Do you mean for the client to call A.ejbCreate() to return the B, or do you
mean to create an A and then call some other method, like A.createNewB()
which happens to return a B.  That might be more reasonable, though I am
still afraid this stuff is highly dependent on the app server implementation
of the client side stubs.

Another possibility would be to make use of something like the strategy
pattern where you always create the same type of EJB, but it delegates
processing of certain methods to an embedded object which is created based
upon a parameter in the create method.  This gets you out of any odd stuff
with the interfaces and casting.  It probably requires the bean to be a BMP
bean since the strategy object is sort of a dependent object, but a BMP bean
might be easier to understand.

Cheers
Jay Walters
NetNumina Solutions

-----Original Message-----
From: Sacha Labourey [mailto:[EMAIL PROTECTED]]
Sent: Wednesday, January 10, 2001 7:06 PM
To: [EMAIL PROTECTED]
Subject: Re: Multiple implementations of the same remote interface


Hello Cedric,

> > If I well understand your point :
> >         - specify in Bill.create(...) the paiement process type as a
> > parameter (an enum class for example)
> >         - in my BillBean.ejbCreate, also create a BillPaiementProcess
> > EJB object of the right class (determined thanks to the parameter)
>
> Yes.
>
> >         - from my client code get my BillPaiementProcess EJB object
> > from the newly created Bill
> >         - adjust properties and call method, from the client, on the
> > BillPaiementProcess EJB created by and from the Bill EJB.
____
> INSTRUCTIONS
1. Decide whether each statement agrees with the email about EJB design above. Answer yes or no, and quote the words that decide it.
(a) The reply is signed by Jay Walters.
(b) The strategy pattern idea avoids trouble with the interfaces and casting.
(c) The original message was sent on a Thursday.
2. Translate this sentence from the email about EJB design into Spanish: "This gets you out of any odd stuff with the interfaces and casting."
____
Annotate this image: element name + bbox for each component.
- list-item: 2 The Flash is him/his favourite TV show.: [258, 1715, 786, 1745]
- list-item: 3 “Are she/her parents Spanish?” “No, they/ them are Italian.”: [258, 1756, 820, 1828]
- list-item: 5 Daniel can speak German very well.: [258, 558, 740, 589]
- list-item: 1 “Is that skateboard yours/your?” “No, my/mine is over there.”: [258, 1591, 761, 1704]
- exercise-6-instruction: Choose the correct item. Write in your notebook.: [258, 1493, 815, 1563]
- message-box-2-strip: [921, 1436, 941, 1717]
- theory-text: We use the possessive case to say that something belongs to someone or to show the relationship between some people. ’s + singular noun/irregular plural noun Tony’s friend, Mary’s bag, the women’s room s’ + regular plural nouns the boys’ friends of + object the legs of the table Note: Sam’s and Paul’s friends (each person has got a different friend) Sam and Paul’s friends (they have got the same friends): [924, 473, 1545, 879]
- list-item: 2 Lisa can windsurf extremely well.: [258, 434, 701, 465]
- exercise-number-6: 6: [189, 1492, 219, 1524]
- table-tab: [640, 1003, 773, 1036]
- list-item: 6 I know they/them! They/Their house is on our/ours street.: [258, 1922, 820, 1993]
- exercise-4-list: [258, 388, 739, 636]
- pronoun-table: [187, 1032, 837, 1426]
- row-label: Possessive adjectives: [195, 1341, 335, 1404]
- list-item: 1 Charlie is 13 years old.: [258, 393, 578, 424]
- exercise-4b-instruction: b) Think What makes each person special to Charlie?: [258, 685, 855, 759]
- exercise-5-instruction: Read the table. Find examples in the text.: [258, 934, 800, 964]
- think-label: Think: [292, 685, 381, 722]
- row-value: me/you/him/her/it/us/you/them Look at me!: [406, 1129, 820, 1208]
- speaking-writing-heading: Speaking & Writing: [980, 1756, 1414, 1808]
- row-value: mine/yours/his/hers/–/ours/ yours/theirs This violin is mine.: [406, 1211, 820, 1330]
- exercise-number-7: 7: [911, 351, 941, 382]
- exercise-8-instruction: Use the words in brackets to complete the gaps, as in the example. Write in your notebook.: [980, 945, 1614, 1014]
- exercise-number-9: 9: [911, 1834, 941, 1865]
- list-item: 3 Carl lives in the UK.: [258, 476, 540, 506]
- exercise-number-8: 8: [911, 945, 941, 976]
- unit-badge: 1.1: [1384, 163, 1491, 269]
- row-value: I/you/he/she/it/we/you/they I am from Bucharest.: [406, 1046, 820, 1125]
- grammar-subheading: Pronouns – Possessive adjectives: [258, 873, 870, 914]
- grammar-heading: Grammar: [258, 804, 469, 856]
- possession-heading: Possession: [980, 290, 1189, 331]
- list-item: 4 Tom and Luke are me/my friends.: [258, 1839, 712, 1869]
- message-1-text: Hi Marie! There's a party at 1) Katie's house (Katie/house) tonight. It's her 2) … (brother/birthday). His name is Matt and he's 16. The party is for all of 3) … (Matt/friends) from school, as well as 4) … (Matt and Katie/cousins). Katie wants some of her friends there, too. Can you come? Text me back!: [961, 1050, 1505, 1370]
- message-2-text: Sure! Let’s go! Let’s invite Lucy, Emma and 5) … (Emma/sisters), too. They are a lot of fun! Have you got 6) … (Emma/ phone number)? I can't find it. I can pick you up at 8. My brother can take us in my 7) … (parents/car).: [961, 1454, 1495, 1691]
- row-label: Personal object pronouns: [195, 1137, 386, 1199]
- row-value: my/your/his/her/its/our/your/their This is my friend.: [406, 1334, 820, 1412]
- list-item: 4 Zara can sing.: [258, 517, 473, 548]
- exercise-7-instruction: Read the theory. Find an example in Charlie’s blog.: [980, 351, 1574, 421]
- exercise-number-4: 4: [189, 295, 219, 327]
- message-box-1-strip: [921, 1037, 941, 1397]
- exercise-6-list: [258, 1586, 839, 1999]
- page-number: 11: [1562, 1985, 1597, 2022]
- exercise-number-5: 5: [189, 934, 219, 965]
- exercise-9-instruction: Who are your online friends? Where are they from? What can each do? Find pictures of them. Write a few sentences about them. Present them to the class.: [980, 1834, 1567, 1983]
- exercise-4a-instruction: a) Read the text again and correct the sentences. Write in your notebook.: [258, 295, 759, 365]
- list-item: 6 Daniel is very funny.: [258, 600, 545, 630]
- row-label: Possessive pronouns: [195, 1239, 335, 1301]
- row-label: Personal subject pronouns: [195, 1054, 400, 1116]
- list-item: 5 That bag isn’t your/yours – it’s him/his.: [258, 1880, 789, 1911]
____
> SOLUTIONS TO THE TASKS
1.
(a) Yes: "Jay Walters"
(b) Yes: "This gets you out of any odd stuff with the interfaces and casting."
(c) No: "Sent: Wednesday, January 10, 2001 7:06 PM"

2. Esto te saca de cualquier complicación extraña con las interfaces y las conversiones de tipo.